*WHAT IS ASKED*.
Write out every entry precisely as given, leaving the pictures out.

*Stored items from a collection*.
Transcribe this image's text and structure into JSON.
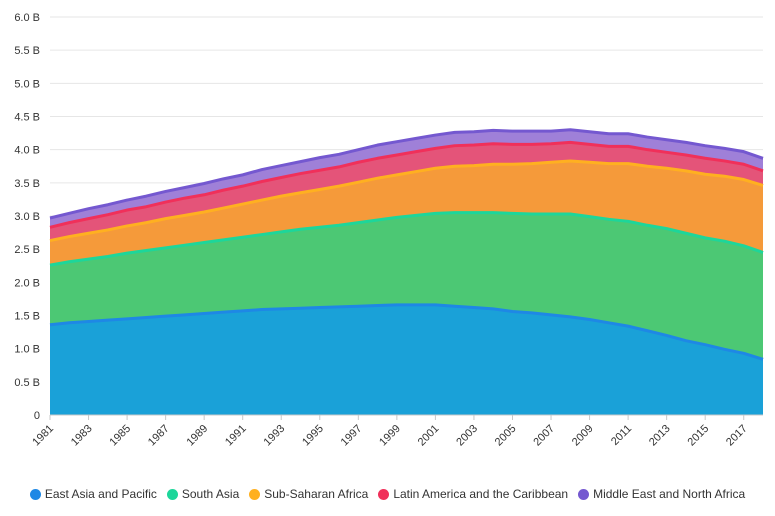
{
  "chart_data": {
    "type": "area",
    "stacked": true,
    "x": [
      1981,
      1982,
      1983,
      1984,
      1985,
      1986,
      1987,
      1988,
      1989,
      1990,
      1991,
      1992,
      1993,
      1994,
      1995,
      1996,
      1997,
      1998,
      1999,
      2000,
      2001,
      2002,
      2003,
      2004,
      2005,
      2006,
      2007,
      2008,
      2009,
      2010,
      2011,
      2012,
      2013,
      2014,
      2015,
      2016,
      2017,
      2018
    ],
    "x_tick_labels": [
      "1981",
      "1983",
      "1985",
      "1987",
      "1989",
      "1991",
      "1993",
      "1995",
      "1997",
      "1999",
      "2001",
      "2003",
      "2005",
      "2007",
      "2009",
      "2011",
      "2013",
      "2015",
      "2017"
    ],
    "y_tick_labels": [
      "0",
      "0.5 B",
      "1.0 B",
      "1.5 B",
      "2.0 B",
      "2.5 B",
      "3.0 B",
      "3.5 B",
      "4.0 B",
      "4.5 B",
      "5.0 B",
      "5.5 B",
      "6.0 B"
    ],
    "ylim": [
      0,
      6.0
    ],
    "y_unit": "billions",
    "grid": true,
    "legend_position": "bottom",
    "series": [
      {
        "name": "East Asia and Pacific",
        "color": "#1aa1d8",
        "line_color": "#1e88e5",
        "values": [
          1.36,
          1.39,
          1.41,
          1.43,
          1.45,
          1.47,
          1.49,
          1.51,
          1.53,
          1.55,
          1.57,
          1.59,
          1.6,
          1.61,
          1.62,
          1.63,
          1.64,
          1.65,
          1.66,
          1.66,
          1.66,
          1.64,
          1.62,
          1.6,
          1.56,
          1.54,
          1.51,
          1.48,
          1.44,
          1.39,
          1.34,
          1.27,
          1.2,
          1.12,
          1.06,
          0.99,
          0.93,
          0.84
        ]
      },
      {
        "name": "South Asia",
        "color": "#4cc874",
        "line_color": "#1dd69a",
        "values": [
          0.9,
          0.92,
          0.94,
          0.96,
          0.99,
          1.01,
          1.03,
          1.05,
          1.07,
          1.09,
          1.11,
          1.13,
          1.16,
          1.19,
          1.21,
          1.23,
          1.26,
          1.29,
          1.32,
          1.35,
          1.38,
          1.41,
          1.43,
          1.45,
          1.48,
          1.49,
          1.52,
          1.55,
          1.55,
          1.56,
          1.58,
          1.59,
          1.61,
          1.62,
          1.61,
          1.63,
          1.62,
          1.61
        ]
      },
      {
        "name": "Sub-Saharan Africa",
        "color": "#f59a3a",
        "line_color": "#ffb020",
        "values": [
          0.37,
          0.38,
          0.39,
          0.4,
          0.41,
          0.42,
          0.44,
          0.45,
          0.46,
          0.48,
          0.5,
          0.52,
          0.54,
          0.55,
          0.57,
          0.59,
          0.61,
          0.63,
          0.64,
          0.66,
          0.68,
          0.7,
          0.71,
          0.73,
          0.74,
          0.76,
          0.78,
          0.8,
          0.82,
          0.84,
          0.87,
          0.89,
          0.91,
          0.94,
          0.96,
          0.98,
          1.0,
          1.01
        ]
      },
      {
        "name": "Latin America and the Caribbean",
        "color": "#e45479",
        "line_color": "#f0305a",
        "values": [
          0.2,
          0.21,
          0.22,
          0.23,
          0.24,
          0.24,
          0.25,
          0.26,
          0.26,
          0.27,
          0.27,
          0.28,
          0.28,
          0.29,
          0.29,
          0.29,
          0.3,
          0.3,
          0.3,
          0.3,
          0.3,
          0.31,
          0.31,
          0.31,
          0.3,
          0.29,
          0.28,
          0.28,
          0.27,
          0.26,
          0.26,
          0.25,
          0.24,
          0.24,
          0.24,
          0.23,
          0.23,
          0.22
        ]
      },
      {
        "name": "Middle East and North Africa",
        "color": "#9f80d8",
        "line_color": "#7458d0",
        "values": [
          0.14,
          0.14,
          0.15,
          0.15,
          0.15,
          0.16,
          0.16,
          0.16,
          0.17,
          0.17,
          0.17,
          0.18,
          0.18,
          0.18,
          0.19,
          0.19,
          0.19,
          0.2,
          0.2,
          0.2,
          0.2,
          0.2,
          0.2,
          0.2,
          0.2,
          0.2,
          0.19,
          0.19,
          0.19,
          0.19,
          0.19,
          0.19,
          0.19,
          0.19,
          0.19,
          0.19,
          0.19,
          0.19
        ]
      }
    ]
  }
}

*TASK OUTPUT*.
Transcribe this image's text and structure into JSON.
{
  "chart_data": {
    "type": "area",
    "stacked": true,
    "x": [
      1981,
      1982,
      1983,
      1984,
      1985,
      1986,
      1987,
      1988,
      1989,
      1990,
      1991,
      1992,
      1993,
      1994,
      1995,
      1996,
      1997,
      1998,
      1999,
      2000,
      2001,
      2002,
      2003,
      2004,
      2005,
      2006,
      2007,
      2008,
      2009,
      2010,
      2011,
      2012,
      2013,
      2014,
      2015,
      2016,
      2017,
      2018
    ],
    "x_tick_labels": [
      "1981",
      "1983",
      "1985",
      "1987",
      "1989",
      "1991",
      "1993",
      "1995",
      "1997",
      "1999",
      "2001",
      "2003",
      "2005",
      "2007",
      "2009",
      "2011",
      "2013",
      "2015",
      "2017"
    ],
    "y_tick_labels": [
      "0",
      "0.5 B",
      "1.0 B",
      "1.5 B",
      "2.0 B",
      "2.5 B",
      "3.0 B",
      "3.5 B",
      "4.0 B",
      "4.5 B",
      "5.0 B",
      "5.5 B",
      "6.0 B"
    ],
    "ylim": [
      0,
      6.0
    ],
    "y_unit": "billions",
    "grid": true,
    "legend_position": "bottom",
    "series": [
      {
        "name": "East Asia and Pacific",
        "color": "#1aa1d8",
        "line_color": "#1e88e5",
        "values": [
          1.36,
          1.39,
          1.41,
          1.43,
          1.45,
          1.47,
          1.49,
          1.51,
          1.53,
          1.55,
          1.57,
          1.59,
          1.6,
          1.61,
          1.62,
          1.63,
          1.64,
          1.65,
          1.66,
          1.66,
          1.66,
          1.64,
          1.62,
          1.6,
          1.56,
          1.54,
          1.51,
          1.48,
          1.44,
          1.39,
          1.34,
          1.27,
          1.2,
          1.12,
          1.06,
          0.99,
          0.93,
          0.84
        ]
      },
      {
        "name": "South Asia",
        "color": "#4cc874",
        "line_color": "#1dd69a",
        "values": [
          0.9,
          0.92,
          0.94,
          0.96,
          0.99,
          1.01,
          1.03,
          1.05,
          1.07,
          1.09,
          1.11,
          1.13,
          1.16,
          1.19,
          1.21,
          1.23,
          1.26,
          1.29,
          1.32,
          1.35,
          1.38,
          1.41,
          1.43,
          1.45,
          1.48,
          1.49,
          1.52,
          1.55,
          1.55,
          1.56,
          1.58,
          1.59,
          1.61,
          1.62,
          1.61,
          1.63,
          1.62,
          1.61
        ]
      },
      {
        "name": "Sub-Saharan Africa",
        "color": "#f59a3a",
        "line_color": "#ffb020",
        "values": [
          0.37,
          0.38,
          0.39,
          0.4,
          0.41,
          0.42,
          0.44,
          0.45,
          0.46,
          0.48,
          0.5,
          0.52,
          0.54,
          0.55,
          0.57,
          0.59,
          0.61,
          0.63,
          0.64,
          0.66,
          0.68,
          0.7,
          0.71,
          0.73,
          0.74,
          0.76,
          0.78,
          0.8,
          0.82,
          0.84,
          0.87,
          0.89,
          0.91,
          0.94,
          0.96,
          0.98,
          1.0,
          1.01
        ]
      },
      {
        "name": "Latin America and the Caribbean",
        "color": "#e45479",
        "line_color": "#f0305a",
        "values": [
          0.2,
          0.21,
          0.22,
          0.23,
          0.24,
          0.24,
          0.25,
          0.26,
          0.26,
          0.27,
          0.27,
          0.28,
          0.28,
          0.29,
          0.29,
          0.29,
          0.3,
          0.3,
          0.3,
          0.3,
          0.3,
          0.31,
          0.31,
          0.31,
          0.3,
          0.29,
          0.28,
          0.28,
          0.27,
          0.26,
          0.26,
          0.25,
          0.24,
          0.24,
          0.24,
          0.23,
          0.23,
          0.22
        ]
      },
      {
        "name": "Middle East and North Africa",
        "color": "#9f80d8",
        "line_color": "#7458d0",
        "values": [
          0.14,
          0.14,
          0.15,
          0.15,
          0.15,
          0.16,
          0.16,
          0.16,
          0.17,
          0.17,
          0.17,
          0.18,
          0.18,
          0.18,
          0.19,
          0.19,
          0.19,
          0.2,
          0.2,
          0.2,
          0.2,
          0.2,
          0.2,
          0.2,
          0.2,
          0.2,
          0.19,
          0.19,
          0.19,
          0.19,
          0.19,
          0.19,
          0.19,
          0.19,
          0.19,
          0.19,
          0.19,
          0.19
        ]
      }
    ]
  }
}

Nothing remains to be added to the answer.